### EXERCISE DATA
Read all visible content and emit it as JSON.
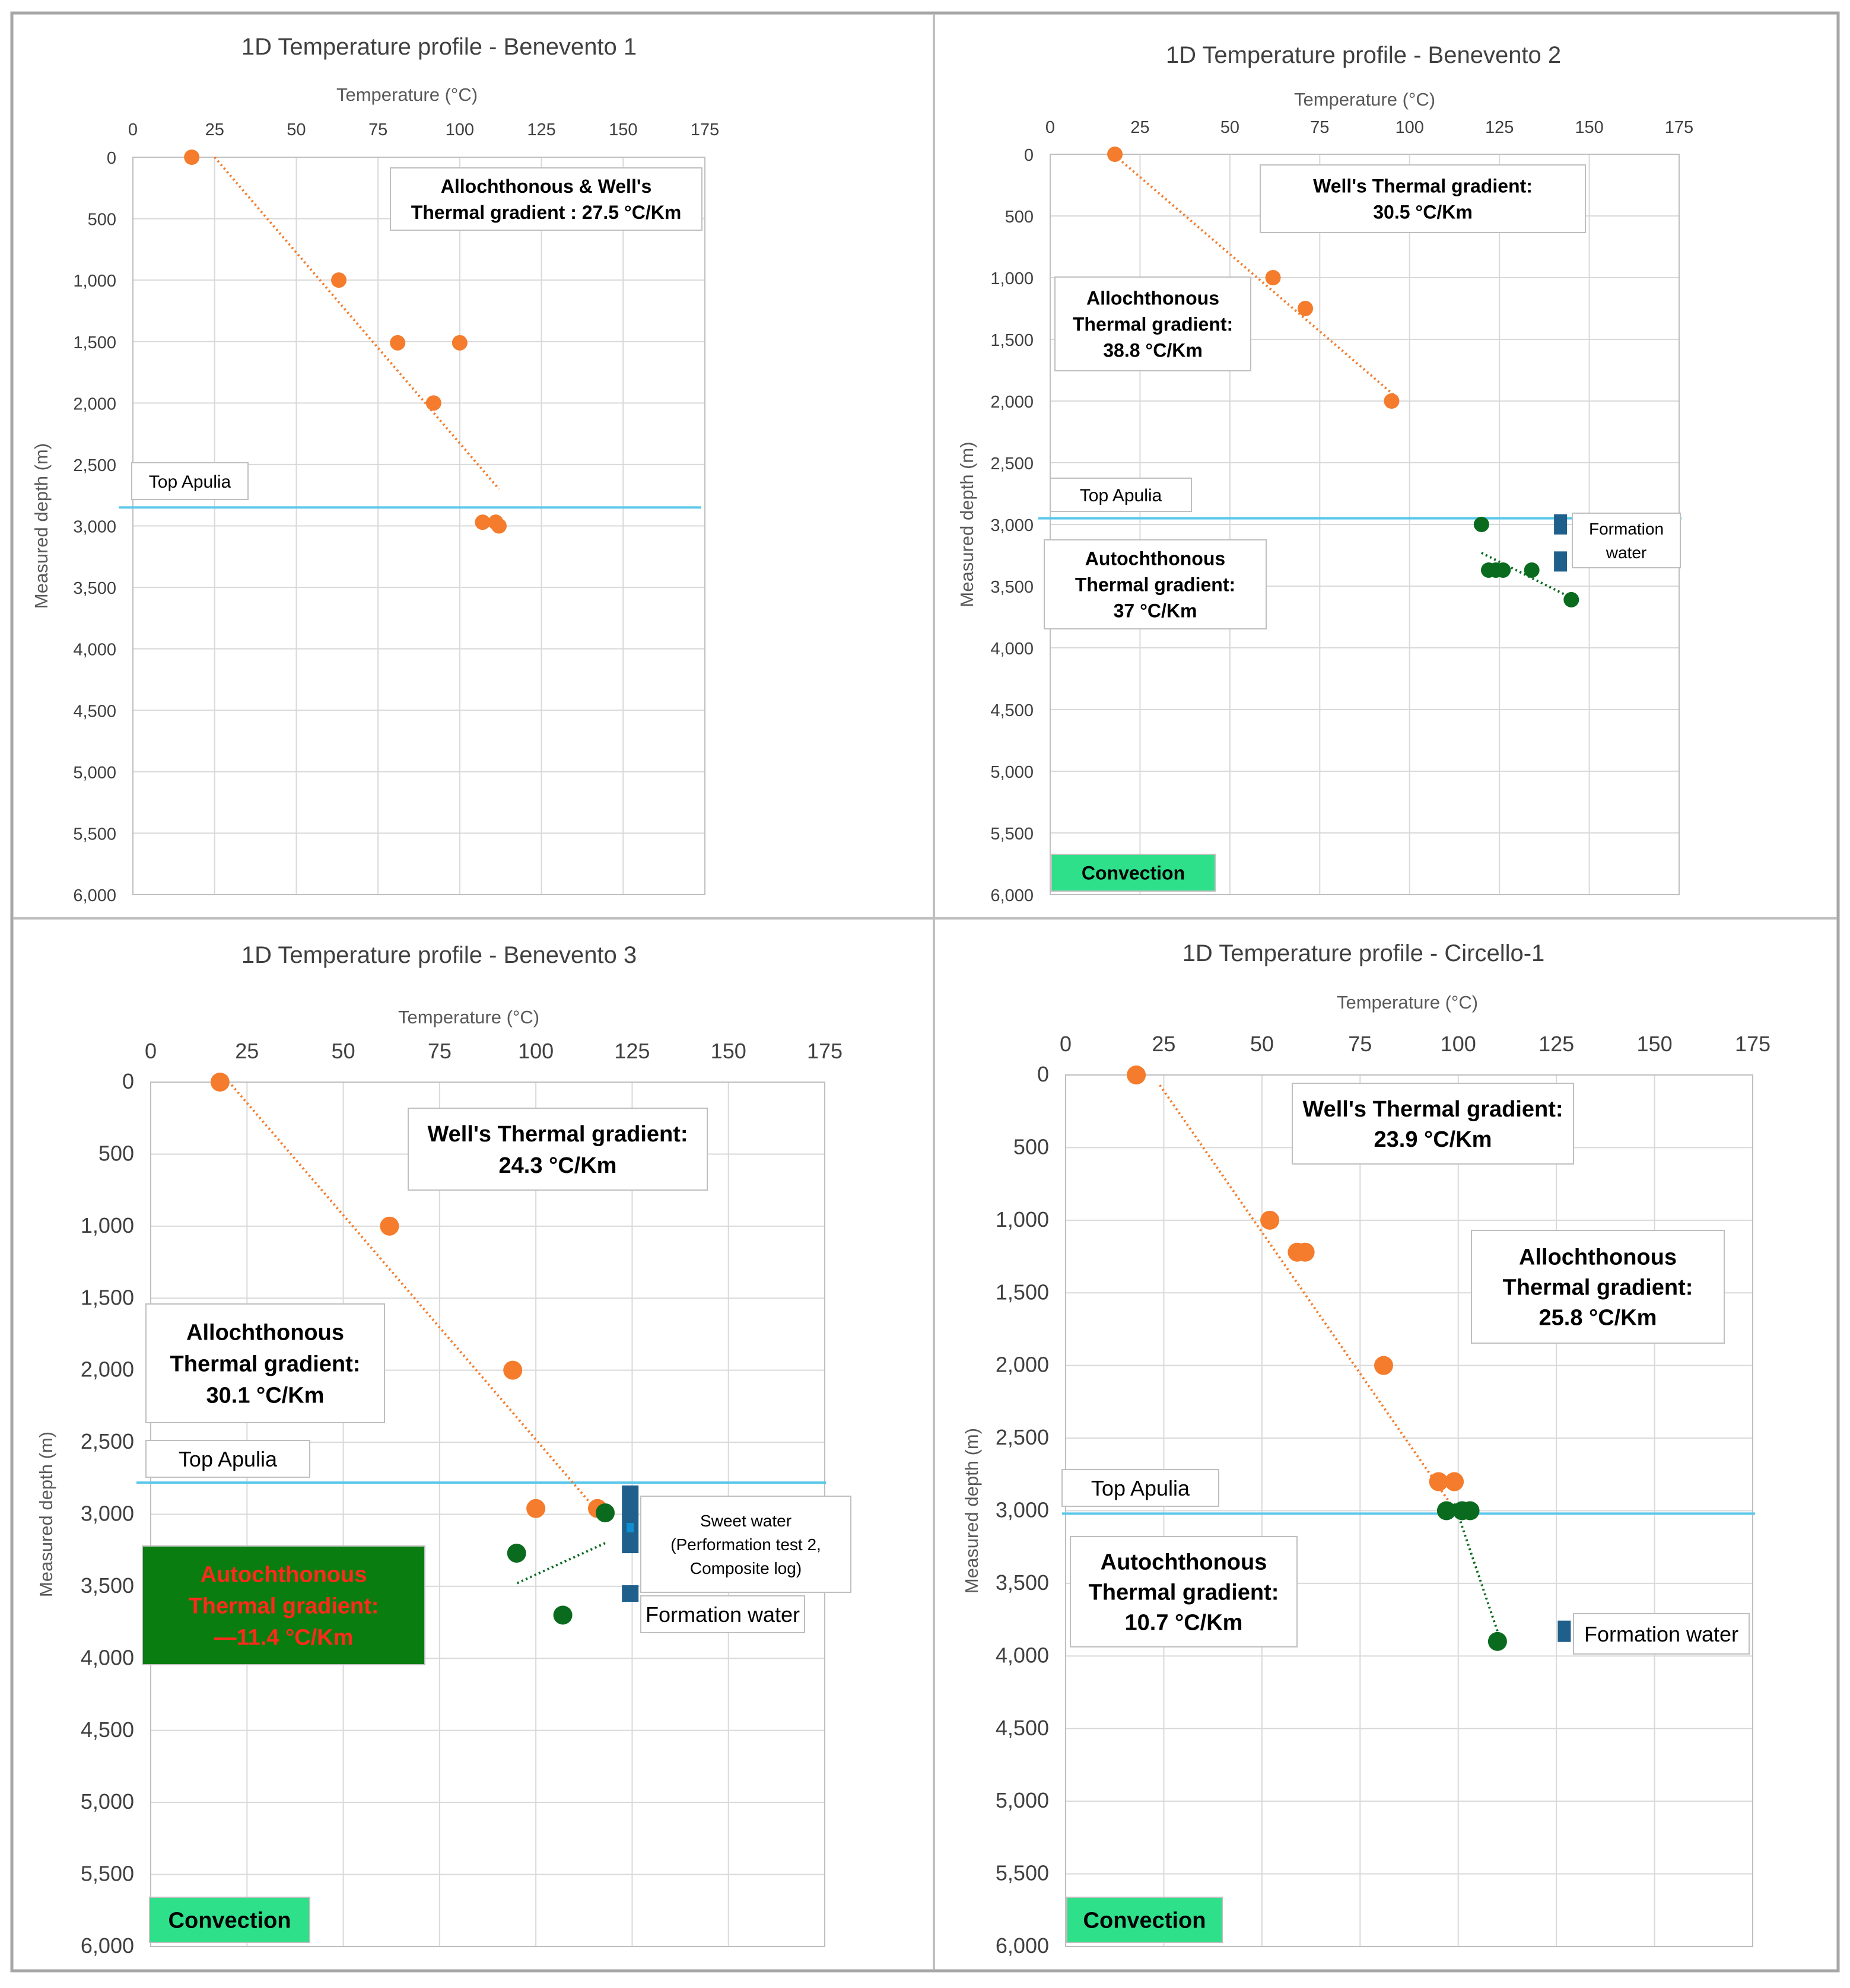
{
  "colors": {
    "allochthonous": "#f47c2c",
    "autochthonous": "#0a6b1f",
    "top_apulia_line": "#5bc8ea",
    "formation_water": "#1f5f8b",
    "sweet_water": "#0f8fd0",
    "convection_fill": "#2ee08a",
    "autochthonous_box_fill": "#0a7d10",
    "alert_text": "#ff2a1a"
  },
  "x_axis_title": "Temperature (°C)",
  "y_axis_title": "Measured depth (m)",
  "x_ticks": [
    "0",
    "25",
    "50",
    "75",
    "100",
    "125",
    "150",
    "175"
  ],
  "y_ticks": [
    "0",
    "500",
    "1,000",
    "1,500",
    "2,000",
    "2,500",
    "3,000",
    "3,500",
    "4,000",
    "4,500",
    "5,000",
    "5,500",
    "6,000"
  ],
  "chart_data": [
    {
      "type": "scatter",
      "title": "1D Temperature profile - Benevento 1",
      "xlabel": "Temperature (°C)",
      "ylabel": "Measured depth (m)",
      "xlim": [
        0,
        175
      ],
      "ylim": [
        0,
        6000
      ],
      "y_inverted": true,
      "top_apulia_depth": 2850,
      "series": [
        {
          "name": "Allochthonous",
          "points": [
            [
              18,
              0
            ],
            [
              63,
              1000
            ],
            [
              81,
              1510
            ],
            [
              100,
              1510
            ],
            [
              92,
              2000
            ],
            [
              107,
              2970
            ],
            [
              111,
              2970
            ],
            [
              112,
              3000
            ]
          ]
        }
      ],
      "trendlines": [
        {
          "series": "Allochthonous",
          "from": [
            25,
            0
          ],
          "to": [
            112,
            2700
          ]
        }
      ],
      "annotations": [
        {
          "kind": "gradient",
          "lines": [
            "Allochthonous & Well's",
            "Thermal gradient : 27.5 °C/Km"
          ]
        },
        {
          "kind": "top_apulia",
          "text": "Top Apulia"
        }
      ]
    },
    {
      "type": "scatter",
      "title": "1D Temperature profile - Benevento 2",
      "xlabel": "Temperature (°C)",
      "ylabel": "Measured depth (m)",
      "xlim": [
        0,
        175
      ],
      "ylim": [
        0,
        6000
      ],
      "y_inverted": true,
      "top_apulia_depth": 2950,
      "series": [
        {
          "name": "Allochthonous",
          "points": [
            [
              18,
              0
            ],
            [
              62,
              1000
            ],
            [
              71,
              1250
            ],
            [
              95,
              2000
            ]
          ]
        },
        {
          "name": "Autochthonous",
          "points": [
            [
              120,
              3000
            ],
            [
              122,
              3370
            ],
            [
              124,
              3370
            ],
            [
              126,
              3370
            ],
            [
              134,
              3370
            ],
            [
              145,
              3610
            ]
          ]
        }
      ],
      "trendlines": [
        {
          "series": "Allochthonous",
          "from": [
            20,
            60
          ],
          "to": [
            96,
            1960
          ]
        },
        {
          "series": "Autochthonous",
          "from": [
            120,
            3230
          ],
          "to": [
            144,
            3580
          ]
        }
      ],
      "formation_water_depths": [
        3000,
        3300
      ],
      "annotations": [
        {
          "kind": "gradient",
          "lines": [
            "Well's Thermal gradient:",
            "30.5 °C/Km"
          ]
        },
        {
          "kind": "gradient",
          "lines": [
            "Allochthonous",
            "Thermal gradient:",
            "38.8 °C/Km"
          ]
        },
        {
          "kind": "top_apulia",
          "text": "Top Apulia"
        },
        {
          "kind": "gradient",
          "lines": [
            "Autochthonous",
            "Thermal gradient:",
            "37 °C/Km"
          ]
        },
        {
          "kind": "formation_water",
          "lines": [
            "Formation",
            "water"
          ]
        },
        {
          "kind": "convection",
          "text": "Convection"
        }
      ]
    },
    {
      "type": "scatter",
      "title": "1D Temperature profile - Benevento 3",
      "xlabel": "Temperature (°C)",
      "ylabel": "Measured depth (m)",
      "xlim": [
        0,
        175
      ],
      "ylim": [
        0,
        6000
      ],
      "y_inverted": true,
      "top_apulia_depth": 2780,
      "series": [
        {
          "name": "Allochthonous",
          "points": [
            [
              18,
              0
            ],
            [
              62,
              1000
            ],
            [
              94,
              2000
            ],
            [
              100,
              2960
            ],
            [
              116,
              2960
            ]
          ]
        },
        {
          "name": "Autochthonous",
          "points": [
            [
              118,
              2990
            ],
            [
              95,
              3270
            ],
            [
              107,
              3700
            ]
          ]
        }
      ],
      "trendlines": [
        {
          "series": "Allochthonous",
          "from": [
            21,
            20
          ],
          "to": [
            116,
            2980
          ]
        },
        {
          "series": "Autochthonous",
          "from": [
            118,
            3200
          ],
          "to": [
            95,
            3480
          ]
        }
      ],
      "sweet_water_depth_range": [
        2800,
        3270
      ],
      "formation_water_depths": [
        3550
      ],
      "annotations": [
        {
          "kind": "gradient",
          "lines": [
            "Well's Thermal gradient:",
            "24.3 °C/Km"
          ]
        },
        {
          "kind": "gradient",
          "lines": [
            "Allochthonous",
            "Thermal gradient:",
            "30.1 °C/Km"
          ]
        },
        {
          "kind": "top_apulia",
          "text": "Top Apulia"
        },
        {
          "kind": "autochthonous_alert",
          "lines": [
            "Autochthonous",
            "Thermal gradient:",
            "—11.4 °C/Km"
          ]
        },
        {
          "kind": "sweet_water",
          "lines": [
            "Sweet water",
            "(Performation test 2,",
            "Composite log)"
          ]
        },
        {
          "kind": "formation_water",
          "lines": [
            "Formation water"
          ]
        },
        {
          "kind": "convection",
          "text": "Convection"
        }
      ]
    },
    {
      "type": "scatter",
      "title": "1D Temperature profile - Circello-1",
      "xlabel": "Temperature (°C)",
      "ylabel": "Measured depth (m)",
      "xlim": [
        0,
        175
      ],
      "ylim": [
        0,
        6000
      ],
      "y_inverted": true,
      "top_apulia_depth": 3020,
      "series": [
        {
          "name": "Allochthonous",
          "points": [
            [
              18,
              0
            ],
            [
              52,
              1000
            ],
            [
              59,
              1220
            ],
            [
              61,
              1220
            ],
            [
              81,
              2000
            ],
            [
              95,
              2800
            ],
            [
              99,
              2800
            ]
          ]
        },
        {
          "name": "Autochthonous",
          "points": [
            [
              97,
              3000
            ],
            [
              101,
              3000
            ],
            [
              103,
              3000
            ],
            [
              110,
              3900
            ]
          ]
        }
      ],
      "trendlines": [
        {
          "series": "Allochthonous",
          "from": [
            24,
            70
          ],
          "to": [
            98,
            2950
          ]
        },
        {
          "series": "Autochthonous",
          "from": [
            99,
            2950
          ],
          "to": [
            110,
            3830
          ]
        }
      ],
      "formation_water_depths": [
        3830
      ],
      "annotations": [
        {
          "kind": "gradient",
          "lines": [
            "Well's Thermal gradient:",
            "23.9 °C/Km"
          ]
        },
        {
          "kind": "gradient",
          "lines": [
            "Allochthonous",
            "Thermal gradient:",
            "25.8 °C/Km"
          ]
        },
        {
          "kind": "top_apulia",
          "text": "Top Apulia"
        },
        {
          "kind": "gradient",
          "lines": [
            "Autochthonous",
            "Thermal gradient:",
            "10.7 °C/Km"
          ]
        },
        {
          "kind": "formation_water",
          "lines": [
            "Formation water"
          ]
        },
        {
          "kind": "convection",
          "text": "Convection"
        }
      ]
    }
  ]
}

### PROBLEM TO SOLVE
From the listing above, pick out each line where the word "Benevento" appears.

### SOLUTION FOR THIS EXERCISE
      "title": "1D Temperature profile - Benevento 1",
      "title": "1D Temperature profile - Benevento 2",
      "title": "1D Temperature profile - Benevento 3",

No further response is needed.